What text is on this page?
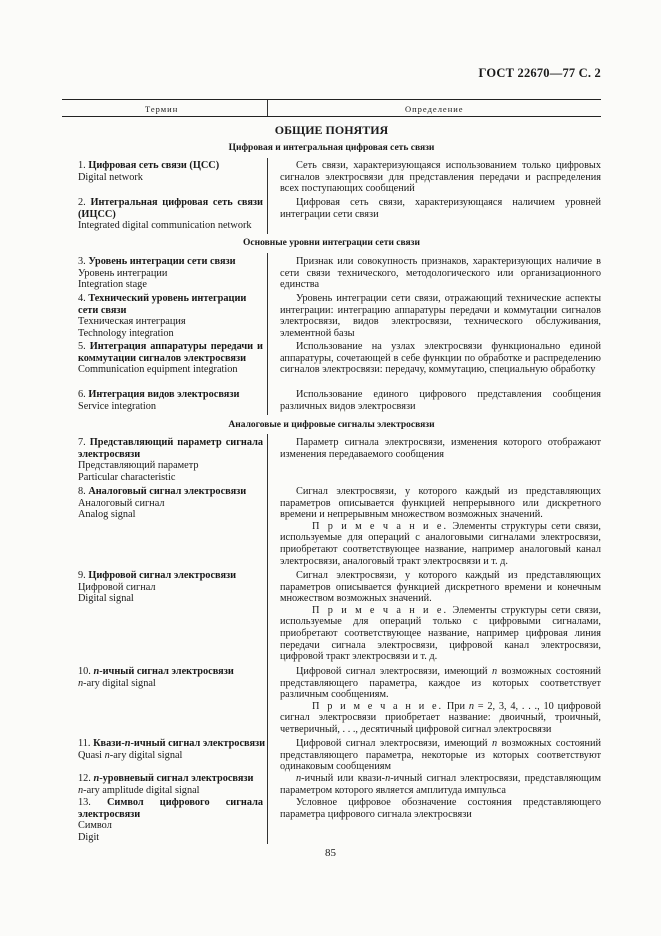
ГОСТ 22670—77 С. 2
Термин	Определение
ОБЩИЕ ПОНЯТИЯ
Цифровая и интегральная цифровая сеть связи

1. Цифровая сеть связи (ЦСС)

Digital network

Сеть связи, характеризующаяся использованием только цифровых сигналов электросвязи для представления передачи и распределения всех поступающих сообщений

2. Интегральная цифровая сеть связи (ИЦСС)

Integrated digital communication network

Цифровая сеть связи, характеризующаяся наличием уровней интеграции сети связи
Основные уровни интеграции сети связи

3. Уровень интеграции сети связи

Уровень интеграции

Integration stage

Признак или совокупность признаков, характеризующих наличие в сети связи технического, методологического или организационного единства

4. Технический уровень интеграции сети связи

Техническая интеграция

Technology integration

Уровень интеграции сети связи, отражающий технические аспекты интеграции: интеграцию аппаратуры передачи и коммутации сигналов электросвязи, видов электросвязи, технического обслуживания, элементной базы

5. Интеграция аппаратуры передачи и коммутации сигналов электросвязи

Communication equipment integration

Использование на узлах электросвязи функционально единой аппаратуры, сочетающей в себе функции по обработке и распределению сигналов электросвязи: передачу, коммутацию, специальную обработку

6. Интеграция видов электросвязи

Service integration

Использование единого цифрового представления сообщения различных видов электросвязи
Аналоговые и цифровые сигналы электросвязи

7. Представляющий параметр сигнала электросвязи

Представляющий параметр

Particular characteristic

Параметр сигнала электросвязи, изменения которого отображают изменения передаваемого сообщения

8. Аналоговый сигнал электросвязи

Аналоговый сигнал

Analog signal

Сигнал электросвязи, у которого каждый из представляющих параметров описывается функцией непрерывного или дискретного времени и непрерывным множеством возможных значений.

П р и м е ч а н и е. Элементы структуры сети связи, используемые для операций с аналоговыми сигналами электросвязи, приобретают соответствующее название, например аналоговый канал электросвязи, аналоговый тракт электросвязи и т. д.

9. Цифровой сигнал электросвязи

Цифровой сигнал

Digital signal

Сигнал электросвязи, у которого каждый из представляющих параметров описывается функцией дискретного времени и конечным множеством возможных значений.

П р и м е ч а н и е. Элементы структуры сети связи, используемые для операций только с цифровыми сигналами, приобретают соответствующее название, например цифровая линия передачи сигнала электросвязи, цифровой канал электросвязи, цифровой тракт электросвязи и т. д.

10. n-ичный сигнал электросвязи

n-ary digital signal

Цифровой сигнал электросвязи, имеющий n возможных состояний представляющего параметра, каждое из которых соответствует различным сообщениям.

П р и м е ч а н и е. При n = 2, 3, 4, . . ., 10 цифровой сигнал электросвязи приобретает название: двоичный, троичный, четверичный, . . ., десятичный цифровой сигнал электросвязи

11. Квази-n-ичный сигнал электросвязи

Quasi n-ary digital signal

Цифровой сигнал электросвязи, имеющий n возможных состояний представляющего параметра, некоторые из которых соответствуют одинаковым сообщениям

12. n-уровневый сигнал электросвязи

n-ary amplitude digital signal

n-ичный или квази-n-ичный сигнал электросвязи, представляющим параметром которого является амплитуда импульса

13. Символ цифрового сигнала электросвязи

Символ

Digit

Условное цифровое обозначение состояния представляющего параметра цифрового сигнала электросвязи
85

━━━━━━━━━━

Reproduce the entries above word for word. Pictures stay out.

What text is on this page?
ГОСТ 22670—77 С. 2
Термин	Определение
ОБЩИЕ ПОНЯТИЯ
Цифровая и интегральная цифровая сеть связи

1. Цифровая сеть связи (ЦСС)

Digital network

Сеть связи, характеризующаяся использованием только цифровых сигналов электросвязи для представления передачи и распределения всех поступающих сообщений

2. Интегральная цифровая сеть связи (ИЦСС)

Integrated digital communication network

Цифровая сеть связи, характеризующаяся наличием уровней интеграции сети связи
Основные уровни интеграции сети связи

3. Уровень интеграции сети связи

Уровень интеграции

Integration stage

Признак или совокупность признаков, характеризующих наличие в сети связи технического, методологического или организационного единства

4. Технический уровень интеграции сети связи

Техническая интеграция

Technology integration

Уровень интеграции сети связи, отражающий технические аспекты интеграции: интеграцию аппаратуры передачи и коммутации сигналов электросвязи, видов электросвязи, технического обслуживания, элементной базы

5. Интеграция аппаратуры передачи и коммутации сигналов электросвязи

Communication equipment integration

Использование на узлах электросвязи функционально единой аппаратуры, сочетающей в себе функции по обработке и распределению сигналов электросвязи: передачу, коммутацию, специальную обработку

6. Интеграция видов электросвязи

Service integration

Использование единого цифрового представления сообщения различных видов электросвязи
Аналоговые и цифровые сигналы электросвязи

7. Представляющий параметр сигнала электросвязи

Представляющий параметр

Particular characteristic

Параметр сигнала электросвязи, изменения которого отображают изменения передаваемого сообщения

8. Аналоговый сигнал электросвязи

Аналоговый сигнал

Analog signal

Сигнал электросвязи, у которого каждый из представляющих параметров описывается функцией непрерывного или дискретного времени и непрерывным множеством возможных значений.

П р и м е ч а н и е. Элементы структуры сети связи, используемые для операций с аналоговыми сигналами электросвязи, приобретают соответствующее название, например аналоговый канал электросвязи, аналоговый тракт электросвязи и т. д.

9. Цифровой сигнал электросвязи

Цифровой сигнал

Digital signal

Сигнал электросвязи, у которого каждый из представляющих параметров описывается функцией дискретного времени и конечным множеством возможных значений.

П р и м е ч а н и е. Элементы структуры сети связи, используемые для операций только с цифровыми сигналами, приобретают соответствующее название, например цифровая линия передачи сигнала электросвязи, цифровой канал электросвязи, цифровой тракт электросвязи и т. д.

10. n-ичный сигнал электросвязи

n-ary digital signal

Цифровой сигнал электросвязи, имеющий n возможных состояний представляющего параметра, каждое из которых соответствует различным сообщениям.

П р и м е ч а н и е. При n = 2, 3, 4, . . ., 10 цифровой сигнал электросвязи приобретает название: двоичный, троичный, четверичный, . . ., десятичный цифровой сигнал электросвязи

11. Квази-n-ичный сигнал электросвязи

Quasi n-ary digital signal

Цифровой сигнал электросвязи, имеющий n возможных состояний представляющего параметра, некоторые из которых соответствуют одинаковым сообщениям

12. n-уровневый сигнал электросвязи

n-ary amplitude digital signal

n-ичный или квази-n-ичный сигнал электросвязи, представляющим параметром которого является амплитуда импульса

13. Символ цифрового сигнала электросвязи

Символ

Digit

Условное цифровое обозначение состояния представляющего параметра цифрового сигнала электросвязи
85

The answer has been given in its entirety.